** Opening TEXT SHOWN block **
BlackBerry, for its part, has gone on to aggressively market its Passport for "breaking design boundaries." The box-like Passport machine stands 5.04 inches tall by 3.56 inches wide. The Passport features a 4.5-inch screen that presents images at 1440 x 1440-pixel resolution, above a working QWERTY keyboard that has become somewhat of a BlackBerry trademark. BlackBerry has also made the claim that the Passport runs upon the largest battery on the smartphone market. Prominent technology reviewers, however, have already dismissed the BlackBerry Passport as a "strange" and "odd creature."
Still, BlackBerry has pitched its Passport as a productivity device. Matt Young, in his BlackBerry blog post, railed against the "entertainment-driven look" of the standard smartphone, before citing academic research defining 66 characters per line, per book, to be "optimal." The BlackBerry Passport has been designed to show 60 characters per line, which according to Young, makes for favorable comparisons against traditional smartphones that display roughly 40 characters, horizontally. BlackBerry appears hopeful that architects, financiers, healthcare professionals and writers will covet the Passport for reviewing blueprints, analyzing spreadsheets and composing documents throughout the day. The real market for white-collar professionals and BlackBerry diehard customers, however, may be described as limited, at best.
** Closing TEXT SHOWN block **
** Opening PROVIDED RECORDS block **
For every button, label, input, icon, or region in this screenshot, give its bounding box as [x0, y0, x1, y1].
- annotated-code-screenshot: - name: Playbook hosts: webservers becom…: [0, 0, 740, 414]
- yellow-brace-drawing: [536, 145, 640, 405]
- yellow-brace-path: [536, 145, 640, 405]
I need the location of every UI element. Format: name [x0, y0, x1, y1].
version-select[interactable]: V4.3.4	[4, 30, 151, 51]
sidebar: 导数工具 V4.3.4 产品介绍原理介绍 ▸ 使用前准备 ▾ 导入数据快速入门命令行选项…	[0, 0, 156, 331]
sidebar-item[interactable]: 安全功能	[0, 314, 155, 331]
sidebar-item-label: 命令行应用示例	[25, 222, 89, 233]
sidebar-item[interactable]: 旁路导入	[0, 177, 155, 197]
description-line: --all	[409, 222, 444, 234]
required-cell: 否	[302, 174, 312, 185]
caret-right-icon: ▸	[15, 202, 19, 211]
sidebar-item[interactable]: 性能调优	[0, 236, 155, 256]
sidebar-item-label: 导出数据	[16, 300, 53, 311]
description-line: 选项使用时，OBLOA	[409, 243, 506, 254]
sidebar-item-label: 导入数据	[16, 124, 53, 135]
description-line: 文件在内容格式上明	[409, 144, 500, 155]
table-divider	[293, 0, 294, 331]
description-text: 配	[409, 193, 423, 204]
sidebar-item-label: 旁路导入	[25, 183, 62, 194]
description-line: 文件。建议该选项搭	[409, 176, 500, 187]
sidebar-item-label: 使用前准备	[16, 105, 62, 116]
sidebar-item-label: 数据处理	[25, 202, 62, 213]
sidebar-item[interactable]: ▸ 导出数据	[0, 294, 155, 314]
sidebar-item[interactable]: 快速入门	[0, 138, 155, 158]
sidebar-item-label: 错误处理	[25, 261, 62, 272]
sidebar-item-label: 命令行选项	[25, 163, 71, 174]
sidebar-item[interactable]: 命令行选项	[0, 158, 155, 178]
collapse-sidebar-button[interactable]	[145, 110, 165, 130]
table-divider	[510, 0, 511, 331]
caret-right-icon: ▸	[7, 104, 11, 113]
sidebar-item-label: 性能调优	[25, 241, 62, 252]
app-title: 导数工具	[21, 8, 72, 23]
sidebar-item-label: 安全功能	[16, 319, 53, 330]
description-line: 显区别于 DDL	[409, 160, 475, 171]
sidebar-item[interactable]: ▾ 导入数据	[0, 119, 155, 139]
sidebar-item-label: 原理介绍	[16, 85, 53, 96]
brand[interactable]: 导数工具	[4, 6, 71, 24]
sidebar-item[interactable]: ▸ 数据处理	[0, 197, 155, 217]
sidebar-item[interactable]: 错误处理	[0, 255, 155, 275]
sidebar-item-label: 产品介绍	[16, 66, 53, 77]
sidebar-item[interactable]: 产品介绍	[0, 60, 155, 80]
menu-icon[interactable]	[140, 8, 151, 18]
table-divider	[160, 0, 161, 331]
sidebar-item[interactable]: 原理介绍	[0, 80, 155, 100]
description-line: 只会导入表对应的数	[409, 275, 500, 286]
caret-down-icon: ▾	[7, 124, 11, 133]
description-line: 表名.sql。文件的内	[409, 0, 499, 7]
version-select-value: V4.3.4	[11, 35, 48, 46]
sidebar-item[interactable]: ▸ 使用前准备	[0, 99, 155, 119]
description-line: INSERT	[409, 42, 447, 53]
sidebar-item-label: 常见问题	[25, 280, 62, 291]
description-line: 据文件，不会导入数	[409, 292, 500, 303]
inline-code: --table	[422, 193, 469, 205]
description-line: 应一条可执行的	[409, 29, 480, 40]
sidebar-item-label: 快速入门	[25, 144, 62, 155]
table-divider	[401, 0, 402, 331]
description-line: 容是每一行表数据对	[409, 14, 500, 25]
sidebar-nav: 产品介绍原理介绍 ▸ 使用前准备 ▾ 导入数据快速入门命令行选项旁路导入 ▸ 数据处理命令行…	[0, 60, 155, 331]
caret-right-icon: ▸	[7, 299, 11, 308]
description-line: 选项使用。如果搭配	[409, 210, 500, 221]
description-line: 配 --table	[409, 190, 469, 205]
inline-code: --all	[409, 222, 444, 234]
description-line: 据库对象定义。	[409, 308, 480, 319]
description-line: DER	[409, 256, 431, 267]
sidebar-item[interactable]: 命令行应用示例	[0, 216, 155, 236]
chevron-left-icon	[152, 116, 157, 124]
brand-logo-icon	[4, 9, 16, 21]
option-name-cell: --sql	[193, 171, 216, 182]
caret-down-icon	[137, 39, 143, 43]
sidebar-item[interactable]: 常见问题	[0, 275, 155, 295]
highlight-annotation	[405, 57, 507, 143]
** Closing PROVIDED RECORDS block **
WHAT THE TASK REQUIRES: Proceed with the text about the BlackBerry Passport, starting after its last sentence. The records have no connection to the text about the BlackBerry Passport.

ANSWER TO THE PROBLEM:
The Bottom Line
Again, the BlackBerry Passport and its associated marketing shtick have come off as quite similar to that of the Microsoft Surface campaign. For 2015, BlackBerry may ship one million Passport handsets at an average price of $500 per unit, for an additional $500 million in revenue. The Passport, however, would effectively degenerate into a wash sale, if its launch were to also add $500 million in selling, marketing and administration costs to the 2015 income statement. Most likely, a failed Passport launch would expose BlackBerry shareholders to massive asset write-downs over the course of the next year.
On June 19, 2014, BlackBerry released financial results for fiscal 2015 first quarter ended May 31, 2014. BlackBerry, of course, opened its Q1 2015 by highlighting a return to GAAP profitability. For its latest quarter, BlackBerry did generate $23 million in net income off $966 million in revenue. A quick review of the Q1 2015 report, however, may confirm the idea that BlackBerry's improved financial results were largely the result of aggressive cost cutting, instead of improved business performance. Last year, BlackBerry racked up $84 million in losses upon $3.1 billion in Q1 2014 total net sales. Taken together, cost of sales and operating expenses fell by a combined $2.3 billion over the past year.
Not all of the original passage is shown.